> [Goal of the exercise]: Omit all images. Write out the rest of the material exactly.

---- Excerpted records

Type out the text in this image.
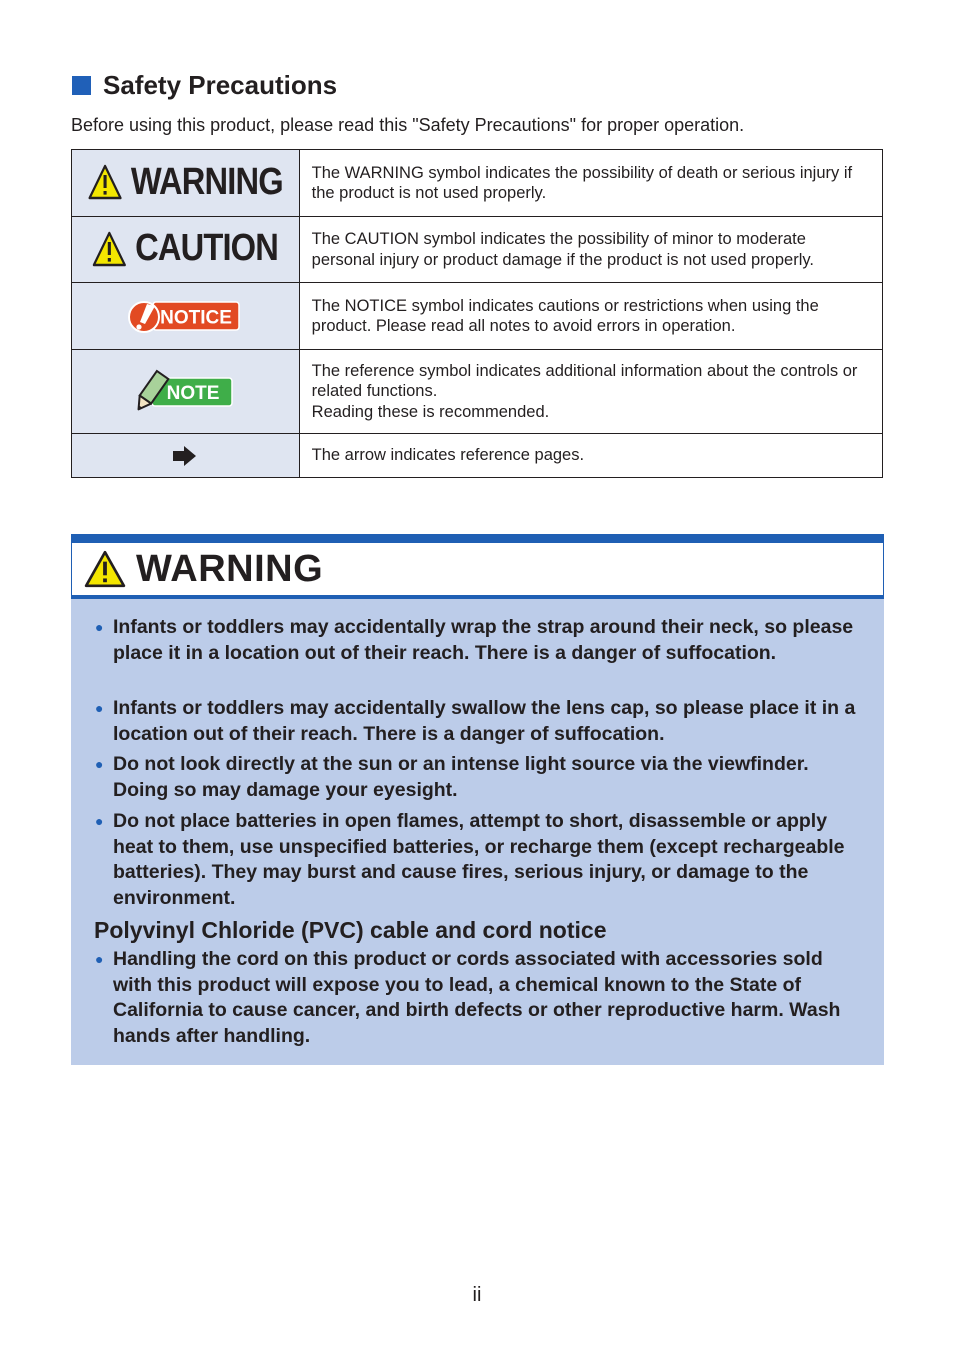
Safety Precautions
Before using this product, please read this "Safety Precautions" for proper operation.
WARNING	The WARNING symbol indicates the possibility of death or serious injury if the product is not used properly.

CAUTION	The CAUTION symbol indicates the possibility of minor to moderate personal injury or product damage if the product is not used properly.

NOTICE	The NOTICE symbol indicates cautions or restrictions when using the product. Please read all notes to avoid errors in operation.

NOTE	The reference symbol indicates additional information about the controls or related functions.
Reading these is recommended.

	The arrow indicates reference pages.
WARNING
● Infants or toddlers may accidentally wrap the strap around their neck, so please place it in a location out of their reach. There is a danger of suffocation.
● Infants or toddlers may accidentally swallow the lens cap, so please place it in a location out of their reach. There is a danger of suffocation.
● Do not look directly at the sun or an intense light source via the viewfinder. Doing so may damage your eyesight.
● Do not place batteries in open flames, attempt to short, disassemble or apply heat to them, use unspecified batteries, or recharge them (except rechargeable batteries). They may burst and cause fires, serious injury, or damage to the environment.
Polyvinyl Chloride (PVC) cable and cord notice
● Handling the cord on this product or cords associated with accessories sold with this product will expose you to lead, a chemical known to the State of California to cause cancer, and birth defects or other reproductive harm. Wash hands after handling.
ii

--------

> [Task answer]:
Type out the text in this image.
Safety Precautions
Before using this product, please read this "Safety Precautions" for proper operation.
WARNING	The WARNING symbol indicates the possibility of death or serious injury if the product is not used properly.

CAUTION	The CAUTION symbol indicates the possibility of minor to moderate personal injury or product damage if the product is not used properly.

NOTICE	The NOTICE symbol indicates cautions or restrictions when using the product. Please read all notes to avoid errors in operation.

NOTE	The reference symbol indicates additional information about the controls or related functions.
Reading these is recommended.

	The arrow indicates reference pages.
WARNING
● Infants or toddlers may accidentally wrap the strap around their neck, so please place it in a location out of their reach. There is a danger of suffocation.
● Infants or toddlers may accidentally swallow the lens cap, so please place it in a location out of their reach. There is a danger of suffocation.
● Do not look directly at the sun or an intense light source via the viewfinder. Doing so may damage your eyesight.
● Do not place batteries in open flames, attempt to short, disassemble or apply heat to them, use unspecified batteries, or recharge them (except rechargeable batteries). They may burst and cause fires, serious injury, or damage to the environment.
Polyvinyl Chloride (PVC) cable and cord notice
● Handling the cord on this product or cords associated with accessories sold with this product will expose you to lead, a chemical known to the State of California to cause cancer, and birth defects or other reproductive harm. Wash hands after handling.
ii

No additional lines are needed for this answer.